## DATA
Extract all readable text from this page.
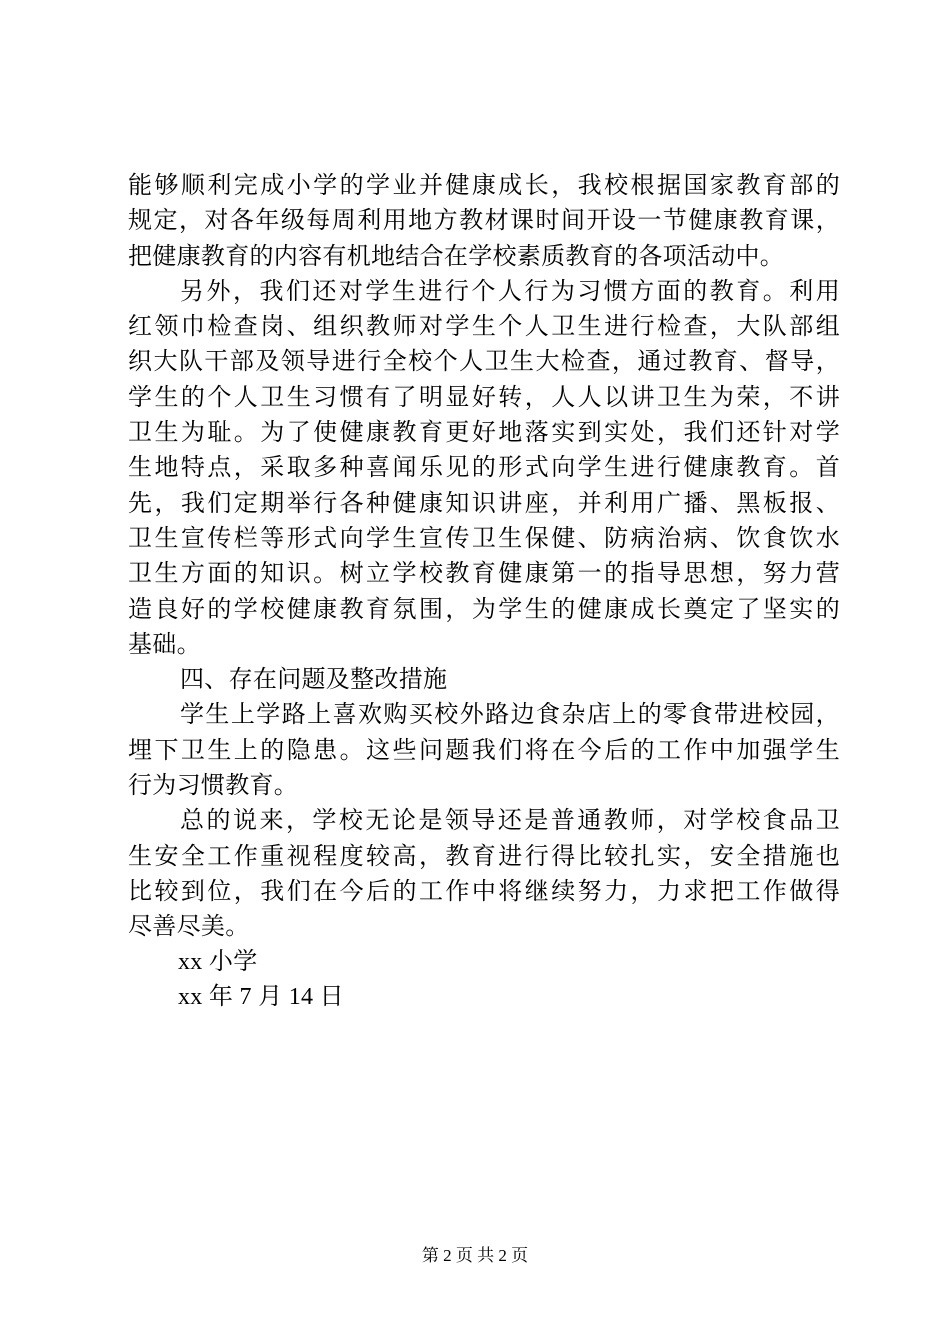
能够顺利完成小学的学业并健康成长，我校根据国家教育部的
规定，对各年级每周利用地方教材课时间开设一节健康教育课，
把健康教育的内容有机地结合在学校素质教育的各项活动中。
另外，我们还对学生进行个人行为习惯方面的教育。利用
红领巾检查岗、组织教师对学生个人卫生进行检查，大队部组
织大队干部及领导进行全校个人卫生大检查，通过教育、督导，
学生的个人卫生习惯有了明显好转，人人以讲卫生为荣，不讲
卫生为耻。为了使健康教育更好地落实到实处，我们还针对学
生地特点，采取多种喜闻乐见的形式向学生进行健康教育。首
先，我们定期举行各种健康知识讲座，并利用广播、黑板报、
卫生宣传栏等形式向学生宣传卫生保健、防病治病、饮食饮水
卫生方面的知识。树立学校教育健康第一的指导思想，努力营
造良好的学校健康教育氛围，为学生的健康成长奠定了坚实的
基础。
四、存在问题及整改措施
学生上学路上喜欢购买校外路边食杂店上的零食带进校园，
埋下卫生上的隐患。这些问题我们将在今后的工作中加强学生
行为习惯教育。
总的说来，学校无论是领导还是普通教师，对学校食品卫
生安全工作重视程度较高，教育进行得比较扎实，安全措施也
比较到位，我们在今后的工作中将继续努力，力求把工作做得
尽善尽美。
xx 小学
xx 年 7 月 14 日
第 2 页 共 2 页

## WHAT YOU WILL DO
Copy every record above exactly, leaving out the pictures.

## RESULT OF THE TASK
Extract all readable text from this page.
能够顺利完成小学的学业并健康成长，我校根据国家教育部的
规定，对各年级每周利用地方教材课时间开设一节健康教育课，
把健康教育的内容有机地结合在学校素质教育的各项活动中。
另外，我们还对学生进行个人行为习惯方面的教育。利用
红领巾检查岗、组织教师对学生个人卫生进行检查，大队部组
织大队干部及领导进行全校个人卫生大检查，通过教育、督导，
学生的个人卫生习惯有了明显好转，人人以讲卫生为荣，不讲
卫生为耻。为了使健康教育更好地落实到实处，我们还针对学
生地特点，采取多种喜闻乐见的形式向学生进行健康教育。首
先，我们定期举行各种健康知识讲座，并利用广播、黑板报、
卫生宣传栏等形式向学生宣传卫生保健、防病治病、饮食饮水
卫生方面的知识。树立学校教育健康第一的指导思想，努力营
造良好的学校健康教育氛围，为学生的健康成长奠定了坚实的
基础。
四、存在问题及整改措施
学生上学路上喜欢购买校外路边食杂店上的零食带进校园，
埋下卫生上的隐患。这些问题我们将在今后的工作中加强学生
行为习惯教育。
总的说来，学校无论是领导还是普通教师，对学校食品卫
生安全工作重视程度较高，教育进行得比较扎实，安全措施也
比较到位，我们在今后的工作中将继续努力，力求把工作做得
尽善尽美。
xx 小学
xx 年 7 月 14 日
第 2 页 共 2 页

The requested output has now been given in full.